# [Directions]
Nothing outside the lines from the one containing "Convert this screenshot" down to the one containing "What's the underlying" belongs in the copy; print that span exactly, both ends included, with pictures removed.

[Records that describe figures]
************

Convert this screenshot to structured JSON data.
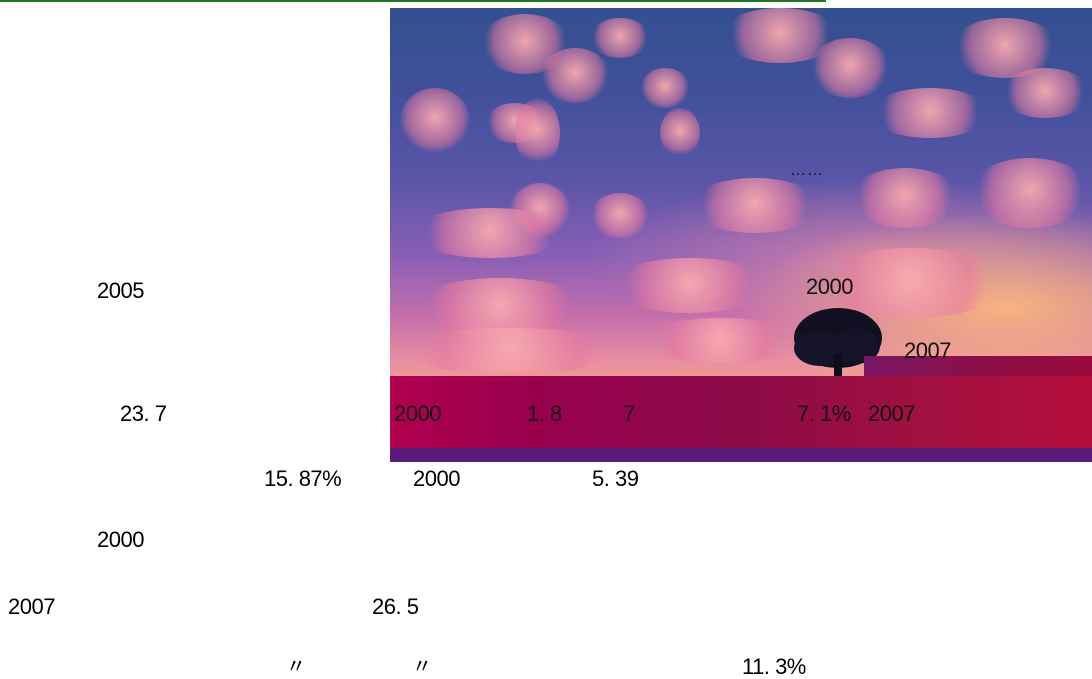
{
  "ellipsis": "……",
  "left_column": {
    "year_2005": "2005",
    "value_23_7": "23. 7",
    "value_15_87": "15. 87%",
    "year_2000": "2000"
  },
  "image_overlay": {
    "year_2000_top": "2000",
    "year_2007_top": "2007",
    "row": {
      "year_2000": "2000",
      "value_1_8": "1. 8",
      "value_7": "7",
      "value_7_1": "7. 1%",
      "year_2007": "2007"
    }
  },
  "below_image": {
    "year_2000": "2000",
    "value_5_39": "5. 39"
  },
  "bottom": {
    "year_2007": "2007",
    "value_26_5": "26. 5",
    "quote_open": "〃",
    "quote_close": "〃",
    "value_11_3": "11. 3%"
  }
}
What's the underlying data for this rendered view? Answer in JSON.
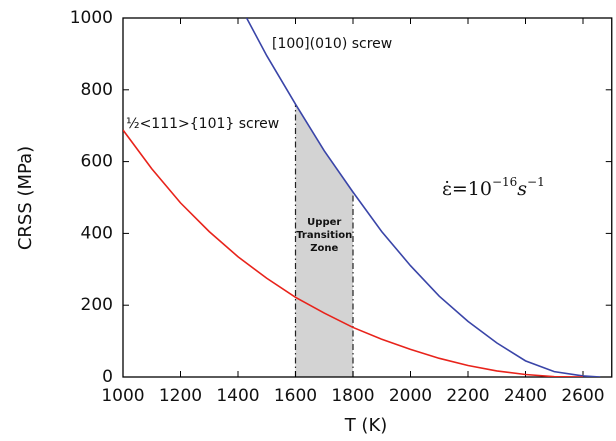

************

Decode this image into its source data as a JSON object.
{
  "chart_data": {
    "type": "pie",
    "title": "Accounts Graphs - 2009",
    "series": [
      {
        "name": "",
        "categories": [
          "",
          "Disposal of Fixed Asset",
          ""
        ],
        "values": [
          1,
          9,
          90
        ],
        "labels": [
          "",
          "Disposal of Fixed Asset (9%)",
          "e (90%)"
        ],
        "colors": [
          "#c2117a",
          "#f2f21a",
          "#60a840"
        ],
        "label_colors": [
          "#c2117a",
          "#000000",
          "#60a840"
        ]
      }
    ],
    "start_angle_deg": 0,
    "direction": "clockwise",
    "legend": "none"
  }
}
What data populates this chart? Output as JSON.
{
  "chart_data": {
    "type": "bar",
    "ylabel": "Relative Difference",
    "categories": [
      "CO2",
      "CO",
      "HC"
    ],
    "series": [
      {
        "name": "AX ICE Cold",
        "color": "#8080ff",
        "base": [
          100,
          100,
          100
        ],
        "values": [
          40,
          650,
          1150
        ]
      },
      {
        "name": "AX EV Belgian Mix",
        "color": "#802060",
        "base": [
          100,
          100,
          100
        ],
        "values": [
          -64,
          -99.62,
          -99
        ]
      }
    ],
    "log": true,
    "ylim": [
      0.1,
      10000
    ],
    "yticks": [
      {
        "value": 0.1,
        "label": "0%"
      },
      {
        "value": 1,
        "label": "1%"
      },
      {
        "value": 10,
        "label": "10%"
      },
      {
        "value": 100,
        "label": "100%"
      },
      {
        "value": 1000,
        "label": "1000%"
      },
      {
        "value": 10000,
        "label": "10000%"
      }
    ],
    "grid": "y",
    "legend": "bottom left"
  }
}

************

# [Expected answer]
Convert this screenshot to structured JSON data.
{
  "ellipsis": "……",
  "left_column": {
    "year_2005": "2005",
    "value_23_7": "23. 7",
    "value_15_87": "15. 87%",
    "year_2000": "2000"
  },
  "image_overlay": {
    "year_2000_top": "2000",
    "year_2007_top": "2007",
    "row": {
      "year_2000": "2000",
      "value_1_8": "1. 8",
      "value_7": "7",
      "value_7_1": "7. 1%",
      "year_2007": "2007"
    }
  },
  "below_image": {
    "year_2000": "2000",
    "value_5_39": "5. 39"
  },
  "bottom": {
    "year_2007": "2007",
    "value_26_5": "26. 5",
    "quote_open": "〃",
    "quote_close": "〃",
    "value_11_3": "11. 3%"
  }
}
What's the underlying data for this rendered view? Answer in JSON.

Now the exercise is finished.